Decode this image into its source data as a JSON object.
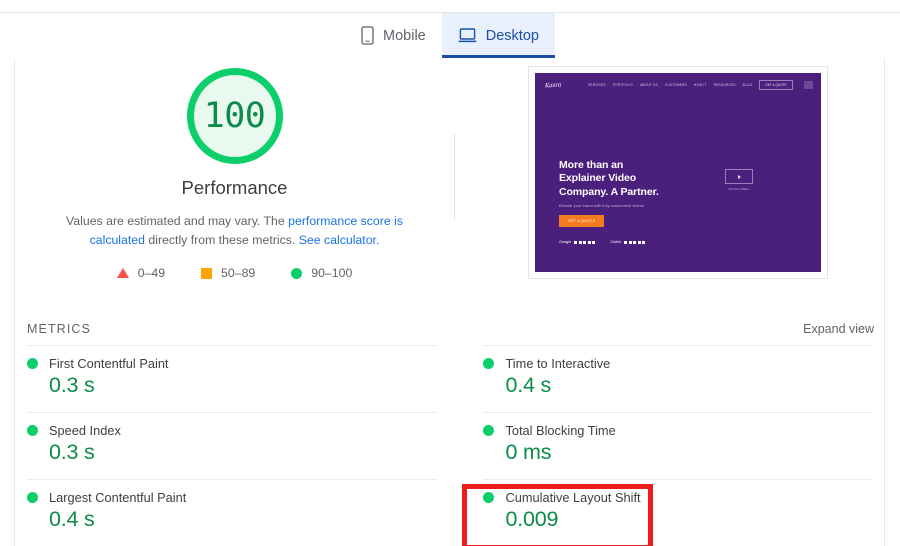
{
  "tabs": [
    {
      "label": "Mobile",
      "icon": "phone-icon",
      "active": false
    },
    {
      "label": "Desktop",
      "icon": "laptop-icon",
      "active": true
    }
  ],
  "score_panel": {
    "score": "100",
    "title": "Performance",
    "description_part1": "Values are estimated and may vary. The ",
    "description_link1": "performance score is calculated",
    "description_part2": " directly from these metrics. ",
    "description_link2": "See calculator.",
    "colors": {
      "good": "#0cce6b",
      "average": "#ffa400",
      "poor": "#ff4e42",
      "score_text": "#0b8c48"
    },
    "legend": [
      {
        "icon": "triangle-icon",
        "range": "0–49",
        "color": "#ff4e42"
      },
      {
        "icon": "square-icon",
        "range": "50–89",
        "color": "#ffa400"
      },
      {
        "icon": "circle-icon",
        "range": "90–100",
        "color": "#0cce6b"
      }
    ]
  },
  "thumbnail": {
    "brand": "Kasra",
    "nav_links": [
      "SERVICES",
      "PORTFOLIO",
      "ABOUT US",
      "CUSTOMERS",
      "HOW IT",
      "RESOURCES",
      "BLOG"
    ],
    "nav_cta": "GET A QUOTE",
    "headline_line1": "More than an",
    "headline_line2": "Explainer Video",
    "headline_line3": "Company. A Partner.",
    "subtitle": "Elevate your brand with fully customized videos",
    "cta_button": "GET A QUOTE",
    "play_label": "WATCH REEL",
    "ratings": [
      {
        "name": "Google",
        "stars": 5
      },
      {
        "name": "Clutch",
        "stars": 5
      }
    ],
    "background_color": "#4b1f7c",
    "cta_color": "#f47b20"
  },
  "metrics_section": {
    "label": "METRICS",
    "expand_view": "Expand view",
    "left_column": [
      {
        "name": "First Contentful Paint",
        "value": "0.3 s",
        "status": "good"
      },
      {
        "name": "Speed Index",
        "value": "0.3 s",
        "status": "good"
      },
      {
        "name": "Largest Contentful Paint",
        "value": "0.4 s",
        "status": "good"
      }
    ],
    "right_column": [
      {
        "name": "Time to Interactive",
        "value": "0.4 s",
        "status": "good"
      },
      {
        "name": "Total Blocking Time",
        "value": "0 ms",
        "status": "good"
      },
      {
        "name": "Cumulative Layout Shift",
        "value": "0.009",
        "status": "good",
        "highlighted": true
      }
    ]
  },
  "annotation": {
    "color": "#ee1c1c",
    "target": "Cumulative Layout Shift"
  }
}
------------------------------------------------
● Challenge
Give every record again exactly, apart from the pictures, which stay out.

● Task output
Decode this image into its source data as a JSON object.
{
  "tabs": [
    {
      "label": "Mobile",
      "icon": "phone-icon",
      "active": false
    },
    {
      "label": "Desktop",
      "icon": "laptop-icon",
      "active": true
    }
  ],
  "score_panel": {
    "score": "100",
    "title": "Performance",
    "description_part1": "Values are estimated and may vary. The ",
    "description_link1": "performance score is calculated",
    "description_part2": " directly from these metrics. ",
    "description_link2": "See calculator.",
    "colors": {
      "good": "#0cce6b",
      "average": "#ffa400",
      "poor": "#ff4e42",
      "score_text": "#0b8c48"
    },
    "legend": [
      {
        "icon": "triangle-icon",
        "range": "0–49",
        "color": "#ff4e42"
      },
      {
        "icon": "square-icon",
        "range": "50–89",
        "color": "#ffa400"
      },
      {
        "icon": "circle-icon",
        "range": "90–100",
        "color": "#0cce6b"
      }
    ]
  },
  "thumbnail": {
    "brand": "Kasra",
    "nav_links": [
      "SERVICES",
      "PORTFOLIO",
      "ABOUT US",
      "CUSTOMERS",
      "HOW IT",
      "RESOURCES",
      "BLOG"
    ],
    "nav_cta": "GET A QUOTE",
    "headline_line1": "More than an",
    "headline_line2": "Explainer Video",
    "headline_line3": "Company. A Partner.",
    "subtitle": "Elevate your brand with fully customized videos",
    "cta_button": "GET A QUOTE",
    "play_label": "WATCH REEL",
    "ratings": [
      {
        "name": "Google",
        "stars": 5
      },
      {
        "name": "Clutch",
        "stars": 5
      }
    ],
    "background_color": "#4b1f7c",
    "cta_color": "#f47b20"
  },
  "metrics_section": {
    "label": "METRICS",
    "expand_view": "Expand view",
    "left_column": [
      {
        "name": "First Contentful Paint",
        "value": "0.3 s",
        "status": "good"
      },
      {
        "name": "Speed Index",
        "value": "0.3 s",
        "status": "good"
      },
      {
        "name": "Largest Contentful Paint",
        "value": "0.4 s",
        "status": "good"
      }
    ],
    "right_column": [
      {
        "name": "Time to Interactive",
        "value": "0.4 s",
        "status": "good"
      },
      {
        "name": "Total Blocking Time",
        "value": "0 ms",
        "status": "good"
      },
      {
        "name": "Cumulative Layout Shift",
        "value": "0.009",
        "status": "good",
        "highlighted": true
      }
    ]
  },
  "annotation": {
    "color": "#ee1c1c",
    "target": "Cumulative Layout Shift"
  }
}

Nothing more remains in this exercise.